### Short problem
Find each line with "Azure" and copy it.

Start of Dataset excerpts

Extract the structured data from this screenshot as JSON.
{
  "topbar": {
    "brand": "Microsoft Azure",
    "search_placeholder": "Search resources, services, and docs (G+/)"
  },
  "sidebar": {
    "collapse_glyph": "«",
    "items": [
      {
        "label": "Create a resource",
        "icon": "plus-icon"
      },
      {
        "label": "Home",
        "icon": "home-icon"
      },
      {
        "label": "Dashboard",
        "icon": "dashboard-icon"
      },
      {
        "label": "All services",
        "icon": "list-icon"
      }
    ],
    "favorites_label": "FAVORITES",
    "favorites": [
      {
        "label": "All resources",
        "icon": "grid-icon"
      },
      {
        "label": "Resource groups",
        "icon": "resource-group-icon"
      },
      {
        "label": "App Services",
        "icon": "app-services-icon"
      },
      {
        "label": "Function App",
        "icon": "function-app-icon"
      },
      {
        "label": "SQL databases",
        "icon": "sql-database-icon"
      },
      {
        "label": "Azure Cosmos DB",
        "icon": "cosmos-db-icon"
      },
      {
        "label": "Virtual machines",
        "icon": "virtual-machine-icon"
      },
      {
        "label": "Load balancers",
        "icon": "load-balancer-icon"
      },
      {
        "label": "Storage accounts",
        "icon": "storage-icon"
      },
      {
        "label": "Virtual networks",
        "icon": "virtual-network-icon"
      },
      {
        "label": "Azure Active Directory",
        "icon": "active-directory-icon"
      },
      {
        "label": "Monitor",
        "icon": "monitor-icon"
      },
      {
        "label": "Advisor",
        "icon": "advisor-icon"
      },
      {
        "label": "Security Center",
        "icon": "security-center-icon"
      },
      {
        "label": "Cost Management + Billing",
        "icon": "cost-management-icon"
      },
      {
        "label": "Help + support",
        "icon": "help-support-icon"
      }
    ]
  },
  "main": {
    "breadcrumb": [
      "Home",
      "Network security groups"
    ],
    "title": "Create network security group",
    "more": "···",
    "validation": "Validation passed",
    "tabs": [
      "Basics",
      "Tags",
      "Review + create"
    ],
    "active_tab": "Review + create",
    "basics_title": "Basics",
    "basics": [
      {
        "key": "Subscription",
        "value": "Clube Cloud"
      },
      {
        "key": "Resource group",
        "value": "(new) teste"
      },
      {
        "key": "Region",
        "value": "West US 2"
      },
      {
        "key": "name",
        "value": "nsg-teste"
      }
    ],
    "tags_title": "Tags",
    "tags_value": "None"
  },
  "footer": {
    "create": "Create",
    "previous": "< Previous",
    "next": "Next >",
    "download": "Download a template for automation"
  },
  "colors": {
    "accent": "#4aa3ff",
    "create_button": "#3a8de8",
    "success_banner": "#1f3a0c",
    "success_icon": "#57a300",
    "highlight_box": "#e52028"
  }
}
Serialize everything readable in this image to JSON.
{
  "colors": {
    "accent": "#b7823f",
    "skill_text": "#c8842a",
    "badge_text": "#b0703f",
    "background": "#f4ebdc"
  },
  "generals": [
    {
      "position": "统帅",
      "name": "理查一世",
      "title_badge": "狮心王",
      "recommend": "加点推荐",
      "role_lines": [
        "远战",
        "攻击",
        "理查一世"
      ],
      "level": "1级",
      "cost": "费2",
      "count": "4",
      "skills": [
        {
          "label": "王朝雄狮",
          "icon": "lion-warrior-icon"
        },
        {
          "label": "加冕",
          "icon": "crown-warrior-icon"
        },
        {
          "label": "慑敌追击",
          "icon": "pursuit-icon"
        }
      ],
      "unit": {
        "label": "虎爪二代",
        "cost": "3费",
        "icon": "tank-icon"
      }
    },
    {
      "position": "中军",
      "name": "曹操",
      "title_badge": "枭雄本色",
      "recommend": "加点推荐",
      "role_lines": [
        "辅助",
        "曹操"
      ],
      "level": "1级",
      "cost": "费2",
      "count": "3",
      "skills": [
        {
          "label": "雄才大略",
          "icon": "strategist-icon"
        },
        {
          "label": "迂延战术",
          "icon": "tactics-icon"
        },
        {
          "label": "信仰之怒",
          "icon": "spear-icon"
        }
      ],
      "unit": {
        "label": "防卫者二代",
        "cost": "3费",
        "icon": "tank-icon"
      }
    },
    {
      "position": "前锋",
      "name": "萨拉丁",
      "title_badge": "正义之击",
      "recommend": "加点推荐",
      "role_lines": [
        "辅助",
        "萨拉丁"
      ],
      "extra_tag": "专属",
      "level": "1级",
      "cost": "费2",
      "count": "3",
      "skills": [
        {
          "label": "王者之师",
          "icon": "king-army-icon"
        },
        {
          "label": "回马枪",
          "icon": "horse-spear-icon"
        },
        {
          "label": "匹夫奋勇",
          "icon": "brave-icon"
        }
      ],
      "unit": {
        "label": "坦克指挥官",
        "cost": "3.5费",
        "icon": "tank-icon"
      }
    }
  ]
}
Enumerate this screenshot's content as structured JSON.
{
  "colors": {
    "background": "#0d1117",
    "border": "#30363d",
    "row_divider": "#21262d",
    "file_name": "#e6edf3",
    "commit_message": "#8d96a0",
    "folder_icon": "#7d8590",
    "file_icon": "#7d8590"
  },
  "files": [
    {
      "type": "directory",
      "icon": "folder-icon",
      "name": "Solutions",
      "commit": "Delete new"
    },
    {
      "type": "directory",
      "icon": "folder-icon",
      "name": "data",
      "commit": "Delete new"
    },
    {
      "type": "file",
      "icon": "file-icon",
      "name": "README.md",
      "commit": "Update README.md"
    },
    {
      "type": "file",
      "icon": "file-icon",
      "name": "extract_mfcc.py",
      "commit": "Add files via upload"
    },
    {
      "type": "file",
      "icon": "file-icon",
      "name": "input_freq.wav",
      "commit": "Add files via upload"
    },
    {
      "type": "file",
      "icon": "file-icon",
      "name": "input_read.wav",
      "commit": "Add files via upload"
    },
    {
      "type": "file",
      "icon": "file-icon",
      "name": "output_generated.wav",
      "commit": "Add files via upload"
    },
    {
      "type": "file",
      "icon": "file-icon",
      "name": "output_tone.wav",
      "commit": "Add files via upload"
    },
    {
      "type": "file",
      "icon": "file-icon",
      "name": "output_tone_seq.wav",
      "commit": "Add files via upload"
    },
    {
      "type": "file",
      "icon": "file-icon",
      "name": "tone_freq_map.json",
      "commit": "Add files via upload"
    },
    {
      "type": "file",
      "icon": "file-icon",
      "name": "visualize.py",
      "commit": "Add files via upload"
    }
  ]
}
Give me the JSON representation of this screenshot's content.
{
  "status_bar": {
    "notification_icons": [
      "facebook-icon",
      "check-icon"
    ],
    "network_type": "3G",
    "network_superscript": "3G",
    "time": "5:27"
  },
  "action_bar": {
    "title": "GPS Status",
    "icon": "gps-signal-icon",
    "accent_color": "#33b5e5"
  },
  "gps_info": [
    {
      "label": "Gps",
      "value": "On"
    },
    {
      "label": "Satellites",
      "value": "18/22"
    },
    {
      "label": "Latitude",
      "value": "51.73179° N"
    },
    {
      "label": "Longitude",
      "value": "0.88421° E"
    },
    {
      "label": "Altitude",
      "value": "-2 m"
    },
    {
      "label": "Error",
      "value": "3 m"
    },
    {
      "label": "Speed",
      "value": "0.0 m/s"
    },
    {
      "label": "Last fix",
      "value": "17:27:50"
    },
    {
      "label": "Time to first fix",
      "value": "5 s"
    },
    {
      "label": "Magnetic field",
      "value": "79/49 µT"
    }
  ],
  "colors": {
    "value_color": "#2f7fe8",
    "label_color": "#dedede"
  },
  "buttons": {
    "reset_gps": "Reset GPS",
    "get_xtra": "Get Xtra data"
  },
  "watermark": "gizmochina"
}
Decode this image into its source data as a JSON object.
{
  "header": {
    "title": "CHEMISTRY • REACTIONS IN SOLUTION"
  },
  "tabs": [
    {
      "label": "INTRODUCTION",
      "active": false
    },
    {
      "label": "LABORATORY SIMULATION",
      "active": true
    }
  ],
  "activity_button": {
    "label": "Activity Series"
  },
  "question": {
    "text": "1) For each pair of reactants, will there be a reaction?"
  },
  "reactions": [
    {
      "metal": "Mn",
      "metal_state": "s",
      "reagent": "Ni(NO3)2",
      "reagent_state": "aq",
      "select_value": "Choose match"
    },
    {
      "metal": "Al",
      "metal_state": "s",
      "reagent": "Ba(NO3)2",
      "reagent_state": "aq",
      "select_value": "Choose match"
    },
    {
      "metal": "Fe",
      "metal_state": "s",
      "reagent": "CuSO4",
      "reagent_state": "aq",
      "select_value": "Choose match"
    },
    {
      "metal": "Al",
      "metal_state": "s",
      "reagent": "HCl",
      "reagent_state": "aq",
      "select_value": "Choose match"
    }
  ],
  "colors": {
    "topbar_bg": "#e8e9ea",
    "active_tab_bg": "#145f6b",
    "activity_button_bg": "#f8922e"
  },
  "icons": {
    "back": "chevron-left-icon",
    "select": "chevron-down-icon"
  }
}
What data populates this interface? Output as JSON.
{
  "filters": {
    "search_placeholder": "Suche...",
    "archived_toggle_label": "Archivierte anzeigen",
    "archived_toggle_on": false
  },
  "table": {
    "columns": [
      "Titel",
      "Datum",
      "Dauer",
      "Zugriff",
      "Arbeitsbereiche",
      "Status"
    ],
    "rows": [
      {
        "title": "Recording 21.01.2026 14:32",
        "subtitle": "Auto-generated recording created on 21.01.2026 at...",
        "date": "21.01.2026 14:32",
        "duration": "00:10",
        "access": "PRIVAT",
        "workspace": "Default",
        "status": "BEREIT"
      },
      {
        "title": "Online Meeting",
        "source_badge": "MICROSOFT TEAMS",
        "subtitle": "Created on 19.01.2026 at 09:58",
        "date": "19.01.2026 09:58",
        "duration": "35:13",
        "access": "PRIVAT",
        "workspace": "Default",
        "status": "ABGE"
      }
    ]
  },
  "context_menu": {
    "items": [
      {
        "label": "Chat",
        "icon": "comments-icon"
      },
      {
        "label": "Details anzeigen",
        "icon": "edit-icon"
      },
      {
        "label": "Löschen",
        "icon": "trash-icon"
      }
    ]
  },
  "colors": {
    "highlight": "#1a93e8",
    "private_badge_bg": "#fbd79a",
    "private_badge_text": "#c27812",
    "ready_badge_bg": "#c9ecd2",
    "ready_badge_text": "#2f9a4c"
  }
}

End of Dataset excerpts

### Solution for this exercise
    "brand": "Microsoft Azure",
        "label": "Azure Cosmos DB",
        "label": "Azure Active Directory",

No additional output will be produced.